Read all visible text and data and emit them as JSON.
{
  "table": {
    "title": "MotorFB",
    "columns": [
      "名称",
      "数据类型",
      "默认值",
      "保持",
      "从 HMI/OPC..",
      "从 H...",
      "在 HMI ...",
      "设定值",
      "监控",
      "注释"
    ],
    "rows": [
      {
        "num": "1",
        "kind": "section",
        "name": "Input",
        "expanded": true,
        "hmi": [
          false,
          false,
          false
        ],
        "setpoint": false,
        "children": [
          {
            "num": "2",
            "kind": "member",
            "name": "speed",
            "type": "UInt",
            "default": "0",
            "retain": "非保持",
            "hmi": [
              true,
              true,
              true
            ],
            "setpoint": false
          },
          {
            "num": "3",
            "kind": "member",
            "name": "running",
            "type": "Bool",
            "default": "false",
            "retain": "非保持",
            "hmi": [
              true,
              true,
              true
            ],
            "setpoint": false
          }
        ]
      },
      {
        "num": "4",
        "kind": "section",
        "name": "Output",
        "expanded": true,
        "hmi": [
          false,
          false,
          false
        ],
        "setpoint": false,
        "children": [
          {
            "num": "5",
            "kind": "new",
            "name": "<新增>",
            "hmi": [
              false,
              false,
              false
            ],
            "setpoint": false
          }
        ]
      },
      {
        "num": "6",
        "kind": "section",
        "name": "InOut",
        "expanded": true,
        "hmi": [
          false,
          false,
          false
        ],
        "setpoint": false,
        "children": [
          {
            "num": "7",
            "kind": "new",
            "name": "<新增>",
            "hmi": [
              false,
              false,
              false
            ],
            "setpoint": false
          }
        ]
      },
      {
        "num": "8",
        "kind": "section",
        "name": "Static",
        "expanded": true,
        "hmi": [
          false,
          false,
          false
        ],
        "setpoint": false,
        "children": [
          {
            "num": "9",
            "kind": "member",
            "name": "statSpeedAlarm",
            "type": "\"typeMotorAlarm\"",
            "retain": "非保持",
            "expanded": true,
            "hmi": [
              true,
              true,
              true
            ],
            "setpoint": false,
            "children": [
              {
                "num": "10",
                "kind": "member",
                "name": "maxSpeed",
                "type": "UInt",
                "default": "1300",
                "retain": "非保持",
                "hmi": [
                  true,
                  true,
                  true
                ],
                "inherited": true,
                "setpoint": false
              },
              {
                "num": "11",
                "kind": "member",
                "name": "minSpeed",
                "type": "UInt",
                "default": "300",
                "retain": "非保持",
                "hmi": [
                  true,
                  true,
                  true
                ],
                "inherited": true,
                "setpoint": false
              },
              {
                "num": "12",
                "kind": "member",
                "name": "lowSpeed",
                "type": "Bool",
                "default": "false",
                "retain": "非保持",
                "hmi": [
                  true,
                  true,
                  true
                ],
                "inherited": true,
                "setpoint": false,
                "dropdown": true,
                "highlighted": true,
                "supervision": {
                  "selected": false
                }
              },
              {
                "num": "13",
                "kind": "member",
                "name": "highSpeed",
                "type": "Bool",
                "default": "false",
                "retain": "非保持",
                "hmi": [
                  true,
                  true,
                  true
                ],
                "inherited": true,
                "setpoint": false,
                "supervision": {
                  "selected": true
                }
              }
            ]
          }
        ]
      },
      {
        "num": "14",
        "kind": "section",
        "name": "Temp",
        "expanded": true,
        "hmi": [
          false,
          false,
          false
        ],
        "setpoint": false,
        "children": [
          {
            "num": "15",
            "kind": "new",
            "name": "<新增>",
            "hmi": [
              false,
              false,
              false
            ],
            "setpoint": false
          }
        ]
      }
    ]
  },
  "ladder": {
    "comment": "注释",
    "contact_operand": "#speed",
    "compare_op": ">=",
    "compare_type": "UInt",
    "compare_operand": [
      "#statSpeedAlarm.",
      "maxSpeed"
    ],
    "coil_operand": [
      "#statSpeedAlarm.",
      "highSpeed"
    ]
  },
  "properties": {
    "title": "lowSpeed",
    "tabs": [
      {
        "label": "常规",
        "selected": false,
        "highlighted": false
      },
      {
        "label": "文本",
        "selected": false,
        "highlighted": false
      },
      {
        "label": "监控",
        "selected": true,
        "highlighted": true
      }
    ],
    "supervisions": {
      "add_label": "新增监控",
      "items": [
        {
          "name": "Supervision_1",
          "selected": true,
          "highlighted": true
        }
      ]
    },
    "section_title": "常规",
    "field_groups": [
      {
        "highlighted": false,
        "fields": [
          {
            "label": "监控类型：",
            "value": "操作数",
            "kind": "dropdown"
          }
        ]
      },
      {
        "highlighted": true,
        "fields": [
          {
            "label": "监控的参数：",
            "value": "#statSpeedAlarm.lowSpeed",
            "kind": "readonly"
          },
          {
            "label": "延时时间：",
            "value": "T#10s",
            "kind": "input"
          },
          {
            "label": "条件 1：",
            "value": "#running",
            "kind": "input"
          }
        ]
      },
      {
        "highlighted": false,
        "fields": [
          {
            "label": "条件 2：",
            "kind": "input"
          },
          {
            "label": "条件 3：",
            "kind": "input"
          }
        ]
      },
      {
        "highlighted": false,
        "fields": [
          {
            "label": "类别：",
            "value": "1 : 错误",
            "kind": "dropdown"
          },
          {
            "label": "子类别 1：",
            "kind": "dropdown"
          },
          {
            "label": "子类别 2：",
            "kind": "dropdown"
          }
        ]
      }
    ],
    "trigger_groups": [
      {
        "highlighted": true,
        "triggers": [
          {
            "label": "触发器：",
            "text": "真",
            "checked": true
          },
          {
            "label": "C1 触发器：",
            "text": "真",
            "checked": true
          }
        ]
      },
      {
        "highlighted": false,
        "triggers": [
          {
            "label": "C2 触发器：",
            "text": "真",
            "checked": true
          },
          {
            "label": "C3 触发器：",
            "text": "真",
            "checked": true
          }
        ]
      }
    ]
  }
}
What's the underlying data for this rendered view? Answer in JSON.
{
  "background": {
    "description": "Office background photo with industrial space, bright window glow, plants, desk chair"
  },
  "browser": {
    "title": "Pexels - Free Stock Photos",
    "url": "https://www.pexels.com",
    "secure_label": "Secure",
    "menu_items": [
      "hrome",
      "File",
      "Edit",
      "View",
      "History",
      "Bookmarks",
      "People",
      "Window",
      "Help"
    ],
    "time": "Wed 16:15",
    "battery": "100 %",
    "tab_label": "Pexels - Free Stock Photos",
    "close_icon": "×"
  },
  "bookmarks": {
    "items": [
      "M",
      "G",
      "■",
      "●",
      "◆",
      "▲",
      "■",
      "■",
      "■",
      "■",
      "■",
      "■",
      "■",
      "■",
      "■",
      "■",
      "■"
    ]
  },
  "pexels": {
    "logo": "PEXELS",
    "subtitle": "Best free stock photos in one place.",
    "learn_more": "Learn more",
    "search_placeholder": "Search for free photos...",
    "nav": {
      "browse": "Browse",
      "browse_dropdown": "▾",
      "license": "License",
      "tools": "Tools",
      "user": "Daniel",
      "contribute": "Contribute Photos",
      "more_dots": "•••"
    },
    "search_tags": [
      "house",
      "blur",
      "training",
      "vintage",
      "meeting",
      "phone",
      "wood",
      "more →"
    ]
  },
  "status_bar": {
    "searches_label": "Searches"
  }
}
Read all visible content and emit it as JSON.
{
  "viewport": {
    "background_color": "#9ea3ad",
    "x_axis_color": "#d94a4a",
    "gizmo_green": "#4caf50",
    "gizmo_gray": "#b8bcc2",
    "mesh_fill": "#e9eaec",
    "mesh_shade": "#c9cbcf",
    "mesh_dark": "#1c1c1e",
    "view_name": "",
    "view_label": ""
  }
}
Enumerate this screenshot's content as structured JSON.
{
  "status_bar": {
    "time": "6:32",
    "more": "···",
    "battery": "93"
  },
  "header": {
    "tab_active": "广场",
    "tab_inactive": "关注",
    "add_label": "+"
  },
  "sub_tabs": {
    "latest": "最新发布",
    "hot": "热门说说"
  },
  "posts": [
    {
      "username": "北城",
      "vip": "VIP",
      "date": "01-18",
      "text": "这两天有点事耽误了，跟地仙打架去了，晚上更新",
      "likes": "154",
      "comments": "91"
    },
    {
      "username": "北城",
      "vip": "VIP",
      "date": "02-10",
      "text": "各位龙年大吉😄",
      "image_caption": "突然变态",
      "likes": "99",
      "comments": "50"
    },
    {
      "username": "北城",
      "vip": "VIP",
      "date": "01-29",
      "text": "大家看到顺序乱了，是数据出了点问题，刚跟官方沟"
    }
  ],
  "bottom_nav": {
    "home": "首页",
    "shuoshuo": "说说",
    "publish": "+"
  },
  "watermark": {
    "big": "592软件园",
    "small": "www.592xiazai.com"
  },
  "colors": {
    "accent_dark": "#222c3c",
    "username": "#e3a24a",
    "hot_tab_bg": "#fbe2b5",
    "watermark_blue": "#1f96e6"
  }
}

Exercise requirements |
Identify each line in the records above containing the word "statSpeedAlarm"; copy those lines.

Completed task |
            "name": "statSpeedAlarm",
      "#statSpeedAlarm.",
      "#statSpeedAlarm.",
            "value": "#statSpeedAlarm.lowSpeed",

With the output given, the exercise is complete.